[start]
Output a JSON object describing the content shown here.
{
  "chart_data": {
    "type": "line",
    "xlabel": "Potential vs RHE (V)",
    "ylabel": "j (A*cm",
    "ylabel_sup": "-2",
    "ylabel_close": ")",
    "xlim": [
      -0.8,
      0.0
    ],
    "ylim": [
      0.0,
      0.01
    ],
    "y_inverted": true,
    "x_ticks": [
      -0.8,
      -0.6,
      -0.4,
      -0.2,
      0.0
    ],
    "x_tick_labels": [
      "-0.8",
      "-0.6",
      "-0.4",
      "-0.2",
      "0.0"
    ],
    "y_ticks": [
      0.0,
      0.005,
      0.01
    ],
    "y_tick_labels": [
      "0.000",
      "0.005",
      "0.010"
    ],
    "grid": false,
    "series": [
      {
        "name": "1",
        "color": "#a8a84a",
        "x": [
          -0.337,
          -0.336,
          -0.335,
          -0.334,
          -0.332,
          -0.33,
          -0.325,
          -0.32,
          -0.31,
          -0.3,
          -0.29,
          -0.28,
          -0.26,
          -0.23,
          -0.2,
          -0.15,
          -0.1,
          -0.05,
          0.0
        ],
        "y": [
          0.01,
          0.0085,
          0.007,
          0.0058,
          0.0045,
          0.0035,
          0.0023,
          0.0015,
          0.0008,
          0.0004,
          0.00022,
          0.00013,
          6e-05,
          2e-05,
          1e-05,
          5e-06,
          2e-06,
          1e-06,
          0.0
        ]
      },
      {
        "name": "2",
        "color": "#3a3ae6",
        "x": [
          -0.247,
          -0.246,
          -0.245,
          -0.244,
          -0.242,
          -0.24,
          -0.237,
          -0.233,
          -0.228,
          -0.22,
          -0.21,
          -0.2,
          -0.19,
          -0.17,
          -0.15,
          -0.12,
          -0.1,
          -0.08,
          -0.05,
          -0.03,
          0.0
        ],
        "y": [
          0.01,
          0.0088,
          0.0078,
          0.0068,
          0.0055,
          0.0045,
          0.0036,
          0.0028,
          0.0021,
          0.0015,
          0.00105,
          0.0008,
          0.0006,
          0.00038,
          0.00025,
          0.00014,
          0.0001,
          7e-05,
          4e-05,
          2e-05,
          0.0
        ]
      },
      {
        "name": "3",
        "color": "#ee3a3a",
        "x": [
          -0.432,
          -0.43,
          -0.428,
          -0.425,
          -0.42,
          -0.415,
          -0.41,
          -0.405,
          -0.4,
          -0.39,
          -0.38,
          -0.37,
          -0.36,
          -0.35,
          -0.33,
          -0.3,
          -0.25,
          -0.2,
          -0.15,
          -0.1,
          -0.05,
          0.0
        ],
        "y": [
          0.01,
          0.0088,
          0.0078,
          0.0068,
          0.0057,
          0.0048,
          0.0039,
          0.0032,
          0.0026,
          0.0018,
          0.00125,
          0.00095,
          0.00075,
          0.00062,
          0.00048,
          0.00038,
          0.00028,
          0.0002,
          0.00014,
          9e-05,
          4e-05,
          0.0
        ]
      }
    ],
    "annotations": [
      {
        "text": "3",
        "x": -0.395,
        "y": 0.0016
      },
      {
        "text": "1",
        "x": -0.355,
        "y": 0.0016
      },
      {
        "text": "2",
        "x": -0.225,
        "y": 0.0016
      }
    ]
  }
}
[end]
**Objective**
In the listing above, locate each line with "color" and copy it.

**Task result**
        "color": "#a8a84a",
        "color": "#3a3ae6",
        "color": "#ee3a3a",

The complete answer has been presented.